Could you return every record below exactly as it stands, leaving out the pictures?

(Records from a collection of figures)
<<<<
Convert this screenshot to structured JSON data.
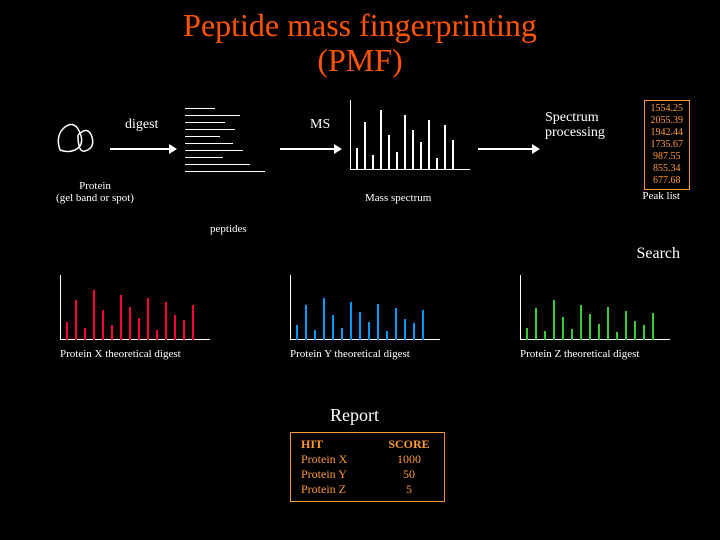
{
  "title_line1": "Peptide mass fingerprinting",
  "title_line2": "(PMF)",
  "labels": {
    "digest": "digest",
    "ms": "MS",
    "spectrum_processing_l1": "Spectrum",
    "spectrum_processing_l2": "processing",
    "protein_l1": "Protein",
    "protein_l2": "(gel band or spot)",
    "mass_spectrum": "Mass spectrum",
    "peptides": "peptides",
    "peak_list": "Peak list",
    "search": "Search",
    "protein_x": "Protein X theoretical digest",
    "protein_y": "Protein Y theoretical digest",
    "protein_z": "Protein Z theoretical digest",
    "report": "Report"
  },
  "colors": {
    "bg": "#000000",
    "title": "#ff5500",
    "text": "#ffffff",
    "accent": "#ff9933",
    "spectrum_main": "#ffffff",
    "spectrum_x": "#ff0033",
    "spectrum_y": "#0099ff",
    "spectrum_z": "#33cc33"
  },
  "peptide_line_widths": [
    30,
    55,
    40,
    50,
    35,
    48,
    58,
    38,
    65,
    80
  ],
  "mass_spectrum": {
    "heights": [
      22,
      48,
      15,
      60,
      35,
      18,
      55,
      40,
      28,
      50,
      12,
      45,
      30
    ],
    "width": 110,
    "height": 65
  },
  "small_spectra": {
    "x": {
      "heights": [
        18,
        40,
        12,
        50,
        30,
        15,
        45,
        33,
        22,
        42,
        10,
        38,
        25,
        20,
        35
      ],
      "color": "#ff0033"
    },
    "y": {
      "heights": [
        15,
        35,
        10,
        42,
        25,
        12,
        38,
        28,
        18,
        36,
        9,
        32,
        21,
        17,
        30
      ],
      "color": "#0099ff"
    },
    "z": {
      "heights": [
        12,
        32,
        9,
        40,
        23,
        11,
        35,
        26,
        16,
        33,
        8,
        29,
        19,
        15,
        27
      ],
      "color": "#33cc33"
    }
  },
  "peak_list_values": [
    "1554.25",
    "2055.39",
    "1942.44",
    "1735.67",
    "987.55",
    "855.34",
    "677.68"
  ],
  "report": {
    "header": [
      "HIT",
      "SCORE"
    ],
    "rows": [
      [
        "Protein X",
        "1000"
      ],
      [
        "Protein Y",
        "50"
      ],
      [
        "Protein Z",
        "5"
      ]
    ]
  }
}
>>>>
#### OUTPUT OF THE EXERCISE
Convert this screenshot to structured JSON data.
{
  "title_line1": "Peptide mass fingerprinting",
  "title_line2": "(PMF)",
  "labels": {
    "digest": "digest",
    "ms": "MS",
    "spectrum_processing_l1": "Spectrum",
    "spectrum_processing_l2": "processing",
    "protein_l1": "Protein",
    "protein_l2": "(gel band or spot)",
    "mass_spectrum": "Mass spectrum",
    "peptides": "peptides",
    "peak_list": "Peak list",
    "search": "Search",
    "protein_x": "Protein X theoretical digest",
    "protein_y": "Protein Y theoretical digest",
    "protein_z": "Protein Z theoretical digest",
    "report": "Report"
  },
  "colors": {
    "bg": "#000000",
    "title": "#ff5500",
    "text": "#ffffff",
    "accent": "#ff9933",
    "spectrum_main": "#ffffff",
    "spectrum_x": "#ff0033",
    "spectrum_y": "#0099ff",
    "spectrum_z": "#33cc33"
  },
  "peptide_line_widths": [
    30,
    55,
    40,
    50,
    35,
    48,
    58,
    38,
    65,
    80
  ],
  "mass_spectrum": {
    "heights": [
      22,
      48,
      15,
      60,
      35,
      18,
      55,
      40,
      28,
      50,
      12,
      45,
      30
    ],
    "width": 110,
    "height": 65
  },
  "small_spectra": {
    "x": {
      "heights": [
        18,
        40,
        12,
        50,
        30,
        15,
        45,
        33,
        22,
        42,
        10,
        38,
        25,
        20,
        35
      ],
      "color": "#ff0033"
    },
    "y": {
      "heights": [
        15,
        35,
        10,
        42,
        25,
        12,
        38,
        28,
        18,
        36,
        9,
        32,
        21,
        17,
        30
      ],
      "color": "#0099ff"
    },
    "z": {
      "heights": [
        12,
        32,
        9,
        40,
        23,
        11,
        35,
        26,
        16,
        33,
        8,
        29,
        19,
        15,
        27
      ],
      "color": "#33cc33"
    }
  },
  "peak_list_values": [
    "1554.25",
    "2055.39",
    "1942.44",
    "1735.67",
    "987.55",
    "855.34",
    "677.68"
  ],
  "report": {
    "header": [
      "HIT",
      "SCORE"
    ],
    "rows": [
      [
        "Protein X",
        "1000"
      ],
      [
        "Protein Y",
        "50"
      ],
      [
        "Protein Z",
        "5"
      ]
    ]
  }
}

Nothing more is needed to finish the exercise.